[Data items]
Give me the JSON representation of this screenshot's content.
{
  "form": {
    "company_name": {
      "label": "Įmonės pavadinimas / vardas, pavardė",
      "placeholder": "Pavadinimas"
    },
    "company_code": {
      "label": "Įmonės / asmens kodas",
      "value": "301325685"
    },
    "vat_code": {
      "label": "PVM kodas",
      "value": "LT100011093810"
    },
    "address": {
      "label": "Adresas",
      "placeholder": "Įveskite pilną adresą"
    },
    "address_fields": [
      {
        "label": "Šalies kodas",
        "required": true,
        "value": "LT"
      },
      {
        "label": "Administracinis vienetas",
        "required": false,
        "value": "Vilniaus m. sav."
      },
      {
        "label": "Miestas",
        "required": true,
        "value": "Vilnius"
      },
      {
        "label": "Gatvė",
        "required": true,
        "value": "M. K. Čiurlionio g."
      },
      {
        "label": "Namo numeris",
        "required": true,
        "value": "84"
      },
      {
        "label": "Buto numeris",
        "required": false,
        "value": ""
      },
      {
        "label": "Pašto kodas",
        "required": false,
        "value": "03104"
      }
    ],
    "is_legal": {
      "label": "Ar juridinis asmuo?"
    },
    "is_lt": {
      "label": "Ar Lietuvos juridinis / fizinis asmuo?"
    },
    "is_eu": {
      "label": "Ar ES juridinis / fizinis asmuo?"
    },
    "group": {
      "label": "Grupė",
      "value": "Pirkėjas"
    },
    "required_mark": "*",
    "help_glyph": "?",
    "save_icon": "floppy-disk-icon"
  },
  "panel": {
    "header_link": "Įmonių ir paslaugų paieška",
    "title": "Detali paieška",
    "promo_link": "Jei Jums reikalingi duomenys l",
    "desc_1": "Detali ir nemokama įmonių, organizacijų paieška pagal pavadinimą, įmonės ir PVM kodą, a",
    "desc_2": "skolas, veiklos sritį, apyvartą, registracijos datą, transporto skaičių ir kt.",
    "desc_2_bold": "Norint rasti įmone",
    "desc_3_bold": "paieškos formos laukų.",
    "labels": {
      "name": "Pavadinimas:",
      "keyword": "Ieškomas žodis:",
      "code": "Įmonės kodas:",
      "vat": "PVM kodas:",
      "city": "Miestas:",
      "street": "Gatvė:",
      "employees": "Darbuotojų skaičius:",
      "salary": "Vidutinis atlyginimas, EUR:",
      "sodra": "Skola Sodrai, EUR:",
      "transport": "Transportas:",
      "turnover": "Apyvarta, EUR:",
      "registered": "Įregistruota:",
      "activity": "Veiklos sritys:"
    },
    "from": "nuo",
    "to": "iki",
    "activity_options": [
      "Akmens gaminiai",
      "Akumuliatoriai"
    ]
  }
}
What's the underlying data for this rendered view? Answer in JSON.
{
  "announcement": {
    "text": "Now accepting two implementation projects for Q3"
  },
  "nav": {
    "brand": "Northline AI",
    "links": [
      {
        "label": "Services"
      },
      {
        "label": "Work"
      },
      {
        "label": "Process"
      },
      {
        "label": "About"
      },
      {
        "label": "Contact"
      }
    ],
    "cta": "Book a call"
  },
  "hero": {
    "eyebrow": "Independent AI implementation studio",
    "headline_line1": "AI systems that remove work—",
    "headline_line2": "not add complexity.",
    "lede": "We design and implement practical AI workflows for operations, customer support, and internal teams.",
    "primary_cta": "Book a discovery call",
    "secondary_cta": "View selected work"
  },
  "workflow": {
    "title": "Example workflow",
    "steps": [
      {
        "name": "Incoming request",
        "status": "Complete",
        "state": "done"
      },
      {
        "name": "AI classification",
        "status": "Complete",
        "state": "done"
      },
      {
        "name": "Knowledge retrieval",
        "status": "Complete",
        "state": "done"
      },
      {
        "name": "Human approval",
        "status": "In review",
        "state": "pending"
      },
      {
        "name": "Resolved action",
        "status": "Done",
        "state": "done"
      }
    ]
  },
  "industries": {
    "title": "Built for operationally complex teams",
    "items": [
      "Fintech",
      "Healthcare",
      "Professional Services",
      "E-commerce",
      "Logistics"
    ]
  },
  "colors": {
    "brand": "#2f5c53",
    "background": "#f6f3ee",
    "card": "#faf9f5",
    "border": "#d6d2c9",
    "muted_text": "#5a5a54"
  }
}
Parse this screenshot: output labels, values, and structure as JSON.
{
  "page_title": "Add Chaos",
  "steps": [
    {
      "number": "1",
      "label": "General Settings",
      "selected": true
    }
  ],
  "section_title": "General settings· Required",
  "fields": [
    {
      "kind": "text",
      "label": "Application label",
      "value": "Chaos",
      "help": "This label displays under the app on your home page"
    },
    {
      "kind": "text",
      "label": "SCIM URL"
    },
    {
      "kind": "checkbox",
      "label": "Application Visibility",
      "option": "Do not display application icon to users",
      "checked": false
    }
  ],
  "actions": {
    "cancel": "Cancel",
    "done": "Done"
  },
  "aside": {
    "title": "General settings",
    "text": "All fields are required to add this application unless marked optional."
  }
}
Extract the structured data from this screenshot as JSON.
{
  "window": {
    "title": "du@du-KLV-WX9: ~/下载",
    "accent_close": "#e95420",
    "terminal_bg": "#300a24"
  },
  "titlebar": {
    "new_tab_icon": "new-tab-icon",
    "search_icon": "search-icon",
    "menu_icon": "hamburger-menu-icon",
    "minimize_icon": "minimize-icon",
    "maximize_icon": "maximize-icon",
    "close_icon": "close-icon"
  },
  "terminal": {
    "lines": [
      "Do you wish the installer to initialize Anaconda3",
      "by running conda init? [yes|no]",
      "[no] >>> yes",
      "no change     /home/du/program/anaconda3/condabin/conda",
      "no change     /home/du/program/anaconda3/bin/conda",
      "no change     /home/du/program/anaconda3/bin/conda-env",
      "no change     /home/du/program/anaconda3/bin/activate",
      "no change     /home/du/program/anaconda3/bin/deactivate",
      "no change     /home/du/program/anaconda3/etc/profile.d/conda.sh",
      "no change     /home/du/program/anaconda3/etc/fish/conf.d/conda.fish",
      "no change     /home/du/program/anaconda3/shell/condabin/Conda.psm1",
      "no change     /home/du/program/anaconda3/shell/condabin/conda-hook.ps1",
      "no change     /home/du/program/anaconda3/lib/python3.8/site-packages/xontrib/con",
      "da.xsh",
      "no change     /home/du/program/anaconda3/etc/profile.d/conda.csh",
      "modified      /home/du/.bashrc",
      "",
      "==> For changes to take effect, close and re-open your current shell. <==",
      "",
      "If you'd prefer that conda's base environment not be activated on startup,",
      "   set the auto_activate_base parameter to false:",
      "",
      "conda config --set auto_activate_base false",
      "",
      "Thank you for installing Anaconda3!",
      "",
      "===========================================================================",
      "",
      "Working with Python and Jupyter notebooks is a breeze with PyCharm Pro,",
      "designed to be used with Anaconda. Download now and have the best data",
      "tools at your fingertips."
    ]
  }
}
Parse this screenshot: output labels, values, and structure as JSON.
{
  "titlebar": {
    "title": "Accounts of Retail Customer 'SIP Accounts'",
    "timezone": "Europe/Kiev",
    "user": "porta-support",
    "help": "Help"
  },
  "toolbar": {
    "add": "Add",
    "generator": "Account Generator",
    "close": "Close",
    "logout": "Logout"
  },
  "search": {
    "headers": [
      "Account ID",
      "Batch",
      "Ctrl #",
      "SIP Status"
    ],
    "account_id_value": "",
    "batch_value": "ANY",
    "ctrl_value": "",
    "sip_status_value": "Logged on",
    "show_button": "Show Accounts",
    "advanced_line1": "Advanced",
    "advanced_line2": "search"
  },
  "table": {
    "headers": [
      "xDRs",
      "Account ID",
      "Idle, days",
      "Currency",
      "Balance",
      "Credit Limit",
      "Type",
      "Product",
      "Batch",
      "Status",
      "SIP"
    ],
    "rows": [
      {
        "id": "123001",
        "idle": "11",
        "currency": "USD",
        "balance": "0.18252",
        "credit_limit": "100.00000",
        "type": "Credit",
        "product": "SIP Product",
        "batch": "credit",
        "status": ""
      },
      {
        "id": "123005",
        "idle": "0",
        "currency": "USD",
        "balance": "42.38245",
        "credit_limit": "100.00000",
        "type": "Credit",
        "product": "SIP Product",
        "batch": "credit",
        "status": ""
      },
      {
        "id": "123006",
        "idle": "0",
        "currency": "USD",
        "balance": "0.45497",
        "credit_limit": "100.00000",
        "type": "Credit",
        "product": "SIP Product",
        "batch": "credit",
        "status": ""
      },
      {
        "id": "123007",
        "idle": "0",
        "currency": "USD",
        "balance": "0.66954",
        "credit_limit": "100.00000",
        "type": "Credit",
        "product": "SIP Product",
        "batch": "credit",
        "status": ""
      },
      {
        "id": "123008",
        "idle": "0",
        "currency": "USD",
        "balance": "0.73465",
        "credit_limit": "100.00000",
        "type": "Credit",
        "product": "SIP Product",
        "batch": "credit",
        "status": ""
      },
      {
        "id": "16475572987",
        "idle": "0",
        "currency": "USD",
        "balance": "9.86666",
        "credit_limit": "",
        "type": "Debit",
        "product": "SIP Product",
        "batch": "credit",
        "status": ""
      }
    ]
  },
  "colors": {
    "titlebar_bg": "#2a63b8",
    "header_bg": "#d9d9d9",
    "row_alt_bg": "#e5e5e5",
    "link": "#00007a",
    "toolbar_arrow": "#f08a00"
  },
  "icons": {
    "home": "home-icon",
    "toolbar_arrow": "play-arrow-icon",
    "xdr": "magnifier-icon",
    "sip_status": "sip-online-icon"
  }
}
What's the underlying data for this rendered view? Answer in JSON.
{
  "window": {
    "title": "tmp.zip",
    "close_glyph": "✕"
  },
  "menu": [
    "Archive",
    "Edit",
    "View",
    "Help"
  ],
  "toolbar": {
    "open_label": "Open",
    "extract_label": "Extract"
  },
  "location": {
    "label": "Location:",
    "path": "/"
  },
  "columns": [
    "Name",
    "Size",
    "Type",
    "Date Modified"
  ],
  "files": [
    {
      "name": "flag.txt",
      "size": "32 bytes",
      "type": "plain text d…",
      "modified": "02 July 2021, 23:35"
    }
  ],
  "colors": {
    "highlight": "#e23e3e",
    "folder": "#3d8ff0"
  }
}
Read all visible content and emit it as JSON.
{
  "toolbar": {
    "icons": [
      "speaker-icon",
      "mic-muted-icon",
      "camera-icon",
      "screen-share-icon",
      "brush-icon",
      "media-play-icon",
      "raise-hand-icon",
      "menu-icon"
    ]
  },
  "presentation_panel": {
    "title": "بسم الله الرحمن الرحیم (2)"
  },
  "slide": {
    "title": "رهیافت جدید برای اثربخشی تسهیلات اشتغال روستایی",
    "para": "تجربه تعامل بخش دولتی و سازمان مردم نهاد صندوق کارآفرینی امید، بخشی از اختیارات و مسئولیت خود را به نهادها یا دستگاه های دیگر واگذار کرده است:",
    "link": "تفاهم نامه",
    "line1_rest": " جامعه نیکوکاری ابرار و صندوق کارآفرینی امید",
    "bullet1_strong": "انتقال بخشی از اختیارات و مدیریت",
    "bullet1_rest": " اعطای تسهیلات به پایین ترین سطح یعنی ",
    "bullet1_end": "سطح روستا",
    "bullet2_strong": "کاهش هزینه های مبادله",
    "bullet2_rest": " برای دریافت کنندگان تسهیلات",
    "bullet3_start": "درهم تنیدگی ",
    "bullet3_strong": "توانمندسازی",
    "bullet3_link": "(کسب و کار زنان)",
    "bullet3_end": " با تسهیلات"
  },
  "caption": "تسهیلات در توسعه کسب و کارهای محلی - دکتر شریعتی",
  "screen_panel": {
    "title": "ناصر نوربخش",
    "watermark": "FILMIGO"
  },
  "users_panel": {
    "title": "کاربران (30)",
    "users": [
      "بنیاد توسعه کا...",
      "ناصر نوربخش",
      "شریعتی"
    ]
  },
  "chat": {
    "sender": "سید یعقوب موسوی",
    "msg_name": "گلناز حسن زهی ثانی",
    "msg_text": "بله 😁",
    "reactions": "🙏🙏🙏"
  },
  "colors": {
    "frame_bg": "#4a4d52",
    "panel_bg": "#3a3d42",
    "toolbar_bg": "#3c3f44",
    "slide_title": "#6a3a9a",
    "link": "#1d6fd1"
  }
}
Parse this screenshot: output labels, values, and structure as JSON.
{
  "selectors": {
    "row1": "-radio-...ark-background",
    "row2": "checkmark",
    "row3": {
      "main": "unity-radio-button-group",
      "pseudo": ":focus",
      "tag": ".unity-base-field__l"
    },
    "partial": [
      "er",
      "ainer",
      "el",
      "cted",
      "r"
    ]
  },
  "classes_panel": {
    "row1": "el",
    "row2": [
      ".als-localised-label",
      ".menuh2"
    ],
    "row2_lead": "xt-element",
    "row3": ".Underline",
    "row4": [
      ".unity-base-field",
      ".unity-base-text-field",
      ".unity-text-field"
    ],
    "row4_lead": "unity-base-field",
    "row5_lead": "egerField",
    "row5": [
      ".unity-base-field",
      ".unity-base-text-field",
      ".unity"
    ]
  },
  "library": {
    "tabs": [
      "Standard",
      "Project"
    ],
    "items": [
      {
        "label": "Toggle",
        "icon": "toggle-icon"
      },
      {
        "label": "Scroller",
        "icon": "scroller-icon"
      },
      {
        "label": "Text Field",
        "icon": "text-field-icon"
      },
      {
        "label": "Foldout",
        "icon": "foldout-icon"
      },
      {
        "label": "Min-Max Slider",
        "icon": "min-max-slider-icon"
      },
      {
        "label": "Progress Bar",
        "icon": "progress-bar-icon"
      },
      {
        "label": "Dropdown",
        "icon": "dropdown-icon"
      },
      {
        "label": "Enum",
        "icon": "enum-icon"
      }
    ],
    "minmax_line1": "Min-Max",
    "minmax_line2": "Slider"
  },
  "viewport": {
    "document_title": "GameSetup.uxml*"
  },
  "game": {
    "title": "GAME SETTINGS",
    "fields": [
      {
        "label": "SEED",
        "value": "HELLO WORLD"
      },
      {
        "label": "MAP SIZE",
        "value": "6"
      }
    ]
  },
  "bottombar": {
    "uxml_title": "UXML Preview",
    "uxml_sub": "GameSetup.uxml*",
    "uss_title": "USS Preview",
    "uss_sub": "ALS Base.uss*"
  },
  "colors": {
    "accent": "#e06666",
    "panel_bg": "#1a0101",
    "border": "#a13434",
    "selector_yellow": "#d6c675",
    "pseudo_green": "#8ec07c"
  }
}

- **Aim**
Look through the material and copy each line that has "GameSetup".

- **Response to this exercise**
    "document_title": "GameSetup.uxml*"
    "uxml_sub": "GameSetup.uxml*",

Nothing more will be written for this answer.